Exercise details:
Report, word for word, every line of the material that contains "this".

Provided material:
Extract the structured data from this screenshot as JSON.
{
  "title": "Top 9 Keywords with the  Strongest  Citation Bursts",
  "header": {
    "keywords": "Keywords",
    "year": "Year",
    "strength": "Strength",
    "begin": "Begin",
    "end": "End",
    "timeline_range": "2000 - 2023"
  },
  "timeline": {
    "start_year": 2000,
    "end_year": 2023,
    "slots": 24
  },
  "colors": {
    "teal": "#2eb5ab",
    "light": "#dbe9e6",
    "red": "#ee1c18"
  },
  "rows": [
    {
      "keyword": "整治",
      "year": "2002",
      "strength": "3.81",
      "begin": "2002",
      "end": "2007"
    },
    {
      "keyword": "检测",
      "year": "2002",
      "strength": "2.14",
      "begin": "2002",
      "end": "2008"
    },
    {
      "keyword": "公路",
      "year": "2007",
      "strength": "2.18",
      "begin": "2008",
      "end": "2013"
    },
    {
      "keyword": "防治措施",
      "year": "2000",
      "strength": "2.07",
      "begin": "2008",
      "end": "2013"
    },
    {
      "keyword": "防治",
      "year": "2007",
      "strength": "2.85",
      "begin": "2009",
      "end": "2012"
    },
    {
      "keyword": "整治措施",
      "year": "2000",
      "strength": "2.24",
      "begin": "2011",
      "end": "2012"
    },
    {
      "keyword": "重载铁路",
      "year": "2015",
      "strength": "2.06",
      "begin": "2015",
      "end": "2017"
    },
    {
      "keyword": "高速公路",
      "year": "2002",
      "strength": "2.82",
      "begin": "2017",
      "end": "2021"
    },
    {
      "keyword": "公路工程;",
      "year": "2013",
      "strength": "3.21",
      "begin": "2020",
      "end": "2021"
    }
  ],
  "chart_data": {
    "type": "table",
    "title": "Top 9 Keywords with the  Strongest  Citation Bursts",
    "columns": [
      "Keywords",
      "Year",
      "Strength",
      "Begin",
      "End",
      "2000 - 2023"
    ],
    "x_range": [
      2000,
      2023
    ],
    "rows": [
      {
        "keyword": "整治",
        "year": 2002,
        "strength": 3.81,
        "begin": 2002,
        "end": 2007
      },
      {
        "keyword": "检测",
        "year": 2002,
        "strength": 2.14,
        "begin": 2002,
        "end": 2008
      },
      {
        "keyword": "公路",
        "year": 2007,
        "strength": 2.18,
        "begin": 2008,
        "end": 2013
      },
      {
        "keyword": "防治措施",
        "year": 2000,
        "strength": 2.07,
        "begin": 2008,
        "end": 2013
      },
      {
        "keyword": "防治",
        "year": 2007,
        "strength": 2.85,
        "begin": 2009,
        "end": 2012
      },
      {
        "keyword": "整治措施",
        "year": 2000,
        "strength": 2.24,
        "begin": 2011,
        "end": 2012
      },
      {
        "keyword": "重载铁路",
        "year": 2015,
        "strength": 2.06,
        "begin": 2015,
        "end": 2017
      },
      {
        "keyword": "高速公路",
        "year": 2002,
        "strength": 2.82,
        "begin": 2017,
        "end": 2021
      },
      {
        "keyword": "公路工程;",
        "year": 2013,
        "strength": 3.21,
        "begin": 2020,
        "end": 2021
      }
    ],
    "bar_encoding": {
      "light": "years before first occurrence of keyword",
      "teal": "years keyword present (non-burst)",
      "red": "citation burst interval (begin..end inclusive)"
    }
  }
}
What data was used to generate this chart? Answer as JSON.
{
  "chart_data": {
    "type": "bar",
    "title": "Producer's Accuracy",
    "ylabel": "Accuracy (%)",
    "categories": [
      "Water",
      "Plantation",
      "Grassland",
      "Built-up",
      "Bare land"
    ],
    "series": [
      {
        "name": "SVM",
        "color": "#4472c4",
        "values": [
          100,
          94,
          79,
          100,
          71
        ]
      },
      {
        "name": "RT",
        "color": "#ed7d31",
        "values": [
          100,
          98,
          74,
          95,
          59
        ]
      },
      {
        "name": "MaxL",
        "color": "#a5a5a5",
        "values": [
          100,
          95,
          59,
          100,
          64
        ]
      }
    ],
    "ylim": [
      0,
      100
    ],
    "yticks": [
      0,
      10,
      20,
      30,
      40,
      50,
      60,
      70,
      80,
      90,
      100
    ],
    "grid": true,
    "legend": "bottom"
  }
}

Written response:
Extract the structured data from this screenshot as JSON.
What data was used to generate this chart? Answer as JSON.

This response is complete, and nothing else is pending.